==== Texto de origem

Abranches: Porque ele precisa ser provocado para isso. Precisa da iniciativa de quem tem legitimidade para interpor ações de inconstitucionalidade ao Supremo, para que ele aja. Isso porque o outro instrumento importante, no papel de contrapeso aos outros Poderes, é a Procuradoria-Geral da República. Pois é a única instituição com relativa autonomia, no sistema republicano brasileiro, que pode agir de ofício, sem ser provocado. Quando você tem um procurador-geral controlado pelo presidente, aí há outra mudança que acho fundamental, que é instituir a lista tríplice compulsória. Quando o procurador-geral é devedor do presidente da República, como é o [Augusto] Aras, e ainda tem a expectativa de ganho futuro com a nomeação para o Supremo Tribunal Federal, ela para de ter iniciativa. Cria um obstáculo à ação do Ministério Público, que é o único que poderia iniciar ações de investigação para fatos relevantes de abuso de poder das autoridades públicas. É urgente a revisão da Lei de Impeachment, para acabar com o poder monocrático do presidente da Câmara”

========
==== Amostras de dados

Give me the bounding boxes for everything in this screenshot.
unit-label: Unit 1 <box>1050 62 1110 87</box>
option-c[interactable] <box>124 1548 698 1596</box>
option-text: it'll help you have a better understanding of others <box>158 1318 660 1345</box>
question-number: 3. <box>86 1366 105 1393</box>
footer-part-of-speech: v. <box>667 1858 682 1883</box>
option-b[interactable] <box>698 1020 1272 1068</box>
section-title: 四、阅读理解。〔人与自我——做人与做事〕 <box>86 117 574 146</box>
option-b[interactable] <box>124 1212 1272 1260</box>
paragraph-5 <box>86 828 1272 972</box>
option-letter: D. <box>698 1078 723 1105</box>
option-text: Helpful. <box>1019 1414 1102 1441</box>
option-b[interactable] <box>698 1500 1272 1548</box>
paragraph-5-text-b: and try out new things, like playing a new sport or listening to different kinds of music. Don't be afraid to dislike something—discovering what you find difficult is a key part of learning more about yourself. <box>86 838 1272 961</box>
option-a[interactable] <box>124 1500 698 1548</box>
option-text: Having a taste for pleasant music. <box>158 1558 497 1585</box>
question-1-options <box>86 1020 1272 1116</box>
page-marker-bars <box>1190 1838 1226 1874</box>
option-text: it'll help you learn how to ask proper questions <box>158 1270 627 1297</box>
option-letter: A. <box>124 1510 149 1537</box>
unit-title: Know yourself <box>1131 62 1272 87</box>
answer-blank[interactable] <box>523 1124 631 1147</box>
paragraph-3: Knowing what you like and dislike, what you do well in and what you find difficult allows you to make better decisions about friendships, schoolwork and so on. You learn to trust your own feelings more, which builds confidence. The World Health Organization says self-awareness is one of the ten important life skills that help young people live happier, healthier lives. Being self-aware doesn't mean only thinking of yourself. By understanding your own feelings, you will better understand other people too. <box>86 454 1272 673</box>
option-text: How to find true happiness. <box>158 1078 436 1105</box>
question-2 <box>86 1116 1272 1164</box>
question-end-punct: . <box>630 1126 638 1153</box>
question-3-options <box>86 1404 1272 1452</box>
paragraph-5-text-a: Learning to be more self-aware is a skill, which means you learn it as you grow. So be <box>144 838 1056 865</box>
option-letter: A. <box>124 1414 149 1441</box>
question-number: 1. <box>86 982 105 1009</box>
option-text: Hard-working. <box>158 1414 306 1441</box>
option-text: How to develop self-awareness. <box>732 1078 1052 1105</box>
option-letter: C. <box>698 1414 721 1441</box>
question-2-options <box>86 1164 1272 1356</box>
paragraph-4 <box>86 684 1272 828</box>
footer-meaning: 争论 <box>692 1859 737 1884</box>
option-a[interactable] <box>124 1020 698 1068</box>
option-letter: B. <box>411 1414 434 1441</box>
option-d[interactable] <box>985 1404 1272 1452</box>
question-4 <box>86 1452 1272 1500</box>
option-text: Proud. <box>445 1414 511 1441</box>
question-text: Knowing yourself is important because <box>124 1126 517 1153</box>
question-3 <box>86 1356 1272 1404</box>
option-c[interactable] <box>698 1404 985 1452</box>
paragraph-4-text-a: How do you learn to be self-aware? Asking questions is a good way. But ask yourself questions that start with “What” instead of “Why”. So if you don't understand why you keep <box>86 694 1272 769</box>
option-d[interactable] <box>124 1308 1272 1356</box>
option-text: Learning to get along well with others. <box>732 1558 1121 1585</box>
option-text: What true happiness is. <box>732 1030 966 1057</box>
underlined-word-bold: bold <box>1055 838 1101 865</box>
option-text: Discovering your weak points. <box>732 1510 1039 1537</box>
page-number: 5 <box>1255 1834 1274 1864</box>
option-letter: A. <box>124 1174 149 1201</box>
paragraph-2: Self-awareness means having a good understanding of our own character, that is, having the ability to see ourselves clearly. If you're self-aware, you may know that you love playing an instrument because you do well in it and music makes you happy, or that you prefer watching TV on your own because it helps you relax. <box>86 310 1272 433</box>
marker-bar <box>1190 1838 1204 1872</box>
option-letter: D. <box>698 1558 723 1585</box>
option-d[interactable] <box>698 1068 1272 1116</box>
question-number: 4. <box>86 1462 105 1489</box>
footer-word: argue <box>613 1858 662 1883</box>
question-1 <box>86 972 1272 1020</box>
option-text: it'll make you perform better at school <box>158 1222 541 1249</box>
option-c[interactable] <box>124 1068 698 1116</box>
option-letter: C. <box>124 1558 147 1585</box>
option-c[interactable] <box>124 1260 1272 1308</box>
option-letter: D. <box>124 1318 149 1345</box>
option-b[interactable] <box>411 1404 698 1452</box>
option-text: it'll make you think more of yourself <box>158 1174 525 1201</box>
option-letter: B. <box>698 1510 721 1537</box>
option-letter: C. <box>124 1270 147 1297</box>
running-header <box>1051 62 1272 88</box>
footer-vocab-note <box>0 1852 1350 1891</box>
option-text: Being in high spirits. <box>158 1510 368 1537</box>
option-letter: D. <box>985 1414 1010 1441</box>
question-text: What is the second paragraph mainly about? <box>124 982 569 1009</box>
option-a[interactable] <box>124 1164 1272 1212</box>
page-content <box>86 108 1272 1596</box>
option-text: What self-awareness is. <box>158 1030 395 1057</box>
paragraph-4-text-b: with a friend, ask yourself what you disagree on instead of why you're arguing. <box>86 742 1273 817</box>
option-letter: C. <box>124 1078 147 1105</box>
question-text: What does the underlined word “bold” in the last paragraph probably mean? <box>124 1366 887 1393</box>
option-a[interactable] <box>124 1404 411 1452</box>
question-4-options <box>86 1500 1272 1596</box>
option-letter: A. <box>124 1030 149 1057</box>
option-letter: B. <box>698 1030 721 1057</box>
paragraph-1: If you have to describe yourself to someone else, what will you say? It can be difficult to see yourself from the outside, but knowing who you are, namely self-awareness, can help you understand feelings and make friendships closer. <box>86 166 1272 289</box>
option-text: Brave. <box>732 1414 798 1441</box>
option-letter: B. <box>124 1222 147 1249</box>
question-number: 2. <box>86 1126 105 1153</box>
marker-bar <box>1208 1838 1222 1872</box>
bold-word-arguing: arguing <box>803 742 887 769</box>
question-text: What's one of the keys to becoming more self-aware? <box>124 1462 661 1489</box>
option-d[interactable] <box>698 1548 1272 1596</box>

========

> _O que se pede_
Transcreva na íntegra o trecho da entrevista sobre o Supremo e a Procuradoria-Geral da República, sem mudar nenhuma palavra.

> _Resolução_
Abranches: Porque ele precisa ser provocado para isso. Precisa da iniciativa de quem tem legitimidade para interpor ações de inconstitucionalidade ao Supremo, para que ele aja. Isso porque o outro instrumento importante, no papel de contrapeso aos outros Poderes, é a Procuradoria-Geral da República. Pois é a única instituição com relativa autonomia, no sistema republicano brasileiro, que pode agir de ofício, sem ser provocado. Quando você tem um procurador-geral controlado pelo presidente, aí há outra mudança que acho fundamental, que é instituir a lista tríplice compulsória. Quando o procurador-geral é devedor do presidente da República, como é o [Augusto] Aras, e ainda tem a expectativa de ganho futuro com a nomeação para o Supremo Tribunal Federal, ela para de ter iniciativa. Cria um obstáculo à ação do Ministério Público, que é o único que poderia iniciar ações de investigação para fatos relevantes de abuso de poder das autoridades públicas. É urgente a revisão da Lei de Impeachment, para acabar com o poder monocrático do presidente da Câmara”